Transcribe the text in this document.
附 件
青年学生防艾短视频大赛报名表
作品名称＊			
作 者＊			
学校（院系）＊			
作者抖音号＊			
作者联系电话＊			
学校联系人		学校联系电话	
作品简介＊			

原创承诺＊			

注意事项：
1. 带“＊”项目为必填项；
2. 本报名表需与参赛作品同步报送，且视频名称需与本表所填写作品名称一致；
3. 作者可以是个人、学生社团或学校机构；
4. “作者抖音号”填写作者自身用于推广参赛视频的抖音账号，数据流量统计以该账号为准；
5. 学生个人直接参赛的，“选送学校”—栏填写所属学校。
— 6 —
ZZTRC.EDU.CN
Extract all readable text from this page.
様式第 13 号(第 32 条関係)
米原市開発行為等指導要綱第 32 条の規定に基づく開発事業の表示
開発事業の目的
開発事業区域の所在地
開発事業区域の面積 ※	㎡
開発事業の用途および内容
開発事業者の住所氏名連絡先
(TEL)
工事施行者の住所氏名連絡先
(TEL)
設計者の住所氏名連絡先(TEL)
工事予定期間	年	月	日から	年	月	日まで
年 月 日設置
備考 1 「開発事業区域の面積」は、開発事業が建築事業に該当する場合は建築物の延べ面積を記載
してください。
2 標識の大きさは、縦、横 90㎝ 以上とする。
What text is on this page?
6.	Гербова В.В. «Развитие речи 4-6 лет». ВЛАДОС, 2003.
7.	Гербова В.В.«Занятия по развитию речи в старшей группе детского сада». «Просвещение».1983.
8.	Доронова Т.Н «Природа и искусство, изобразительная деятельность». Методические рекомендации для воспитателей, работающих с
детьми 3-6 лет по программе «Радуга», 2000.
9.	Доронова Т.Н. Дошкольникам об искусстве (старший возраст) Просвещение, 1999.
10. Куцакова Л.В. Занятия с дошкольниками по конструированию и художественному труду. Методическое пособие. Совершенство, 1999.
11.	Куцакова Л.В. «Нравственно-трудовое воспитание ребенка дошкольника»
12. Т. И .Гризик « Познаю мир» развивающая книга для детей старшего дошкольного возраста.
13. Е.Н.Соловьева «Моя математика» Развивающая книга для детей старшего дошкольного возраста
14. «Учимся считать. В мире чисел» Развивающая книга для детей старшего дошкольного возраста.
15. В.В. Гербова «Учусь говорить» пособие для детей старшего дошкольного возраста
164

§ §

Go through the records and print each one exactly.

■ **Expected answer**:
Transcribe the text in this document.
附 件
青年学生防艾短视频大赛报名表
作品名称＊			
作 者＊			
学校（院系）＊			
作者抖音号＊			
作者联系电话＊			
学校联系人		学校联系电话	
作品简介＊			

原创承诺＊			

注意事项：
1. 带“＊”项目为必填项；
2. 本报名表需与参赛作品同步报送，且视频名称需与本表所填写作品名称一致；
3. 作者可以是个人、学生社团或学校机构；
4. “作者抖音号”填写作者自身用于推广参赛视频的抖音账号，数据流量统计以该账号为准；
5. 学生个人直接参赛的，“选送学校”—栏填写所属学校。
— 6 —
ZZTRC.EDU.CN
Extract all readable text from this page.
様式第 13 号(第 32 条関係)
米原市開発行為等指導要綱第 32 条の規定に基づく開発事業の表示
開発事業の目的
開発事業区域の所在地
開発事業区域の面積 ※	㎡
開発事業の用途および内容
開発事業者の住所氏名連絡先
(TEL)
工事施行者の住所氏名連絡先
(TEL)
設計者の住所氏名連絡先(TEL)
工事予定期間	年	月	日から	年	月	日まで
年 月 日設置
備考 1 「開発事業区域の面積」は、開発事業が建築事業に該当する場合は建築物の延べ面積を記載
してください。
2 標識の大きさは、縦、横 90㎝ 以上とする。
What text is on this page?
6.	Гербова В.В. «Развитие речи 4-6 лет». ВЛАДОС, 2003.
7.	Гербова В.В.«Занятия по развитию речи в старшей группе детского сада». «Просвещение».1983.
8.	Доронова Т.Н «Природа и искусство, изобразительная деятельность». Методические рекомендации для воспитателей, работающих с
детьми 3-6 лет по программе «Радуга», 2000.
9.	Доронова Т.Н. Дошкольникам об искусстве (старший возраст) Просвещение, 1999.
10. Куцакова Л.В. Занятия с дошкольниками по конструированию и художественному труду. Методическое пособие. Совершенство, 1999.
11.	Куцакова Л.В. «Нравственно-трудовое воспитание ребенка дошкольника»
12. Т. И .Гризик « Познаю мир» развивающая книга для детей старшего дошкольного возраста.
13. Е.Н.Соловьева «Моя математика» Развивающая книга для детей старшего дошкольного возраста
14. «Учимся считать. В мире чисел» Развивающая книга для детей старшего дошкольного возраста.
15. В.В. Гербова «Учусь говорить» пособие для детей старшего дошкольного возраста
164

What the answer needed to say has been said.